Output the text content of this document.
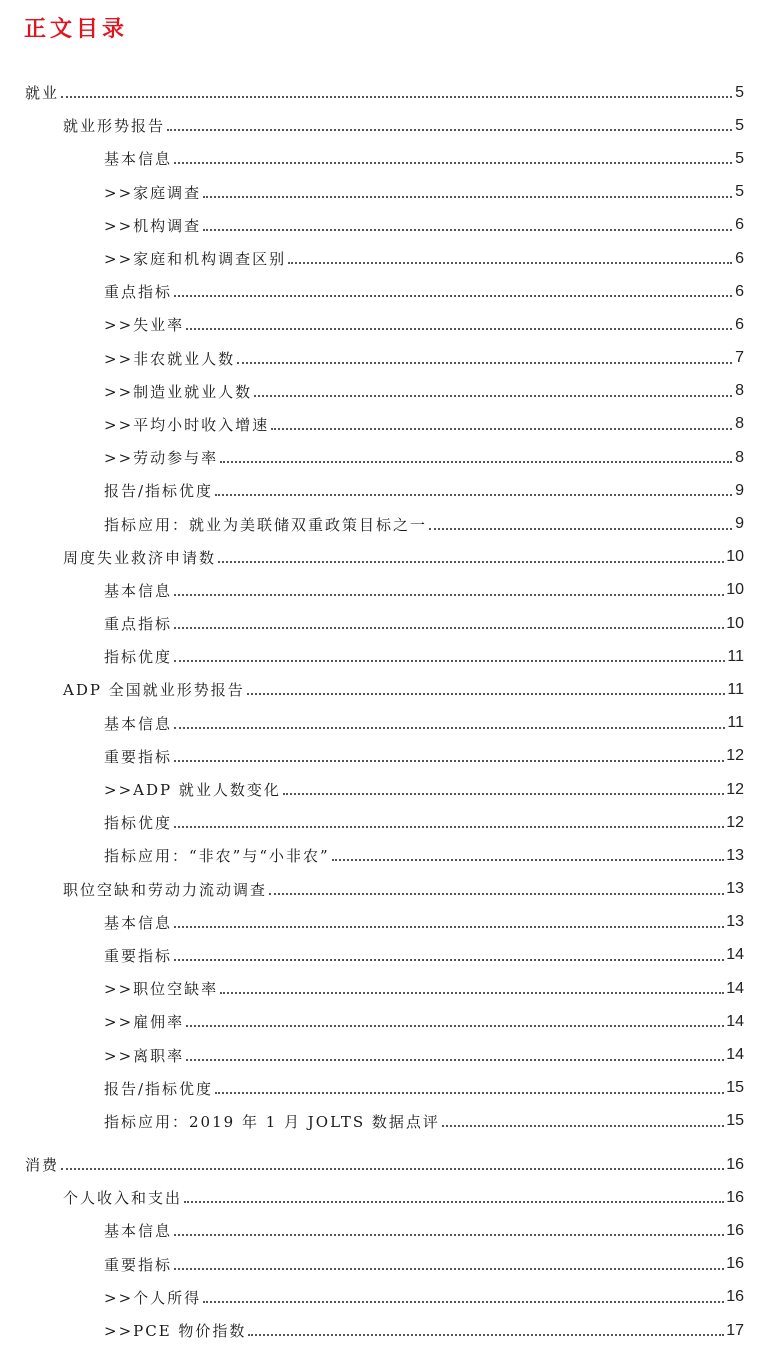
正文目录
就业	5
就业形势报告	5
基本信息	5
>>家庭调查	5
>>机构调查	6
>>家庭和机构调查区别	6
重点指标	6
>>失业率	6
>>非农就业人数	7
>>制造业就业人数	8
>>平均小时收入增速	8
>>劳动参与率	8
报告/指标优度	9
指标应用：就业为美联储双重政策目标之一	9
周度失业救济申请数	10
基本信息	10
重点指标	10
指标优度	11
ADP 全国就业形势报告	11
基本信息	11
重要指标	12
>>ADP 就业人数变化	12
指标优度	12
指标应用：“非农”与“小非农”	13
职位空缺和劳动力流动调查	13
基本信息	13
重要指标	14
>>职位空缺率	14
>>雇佣率	14
>>离职率	14
报告/指标优度	15
指标应用：2019 年 1 月 JOLTS 数据点评	15
消费	16
个人收入和支出	16
基本信息	16
重要指标	16
>>个人所得	16
>>PCE 物价指数	17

■ TO DO ■
Search the preceding listing for "指标应用" and extract every line where it is found.

■ WORKED ANSWER ■
指标应用：就业为美联储双重政策目标之一	9
指标应用：“非农”与“小非农”	13
指标应用：2019 年 1 月 JOLTS 数据点评	15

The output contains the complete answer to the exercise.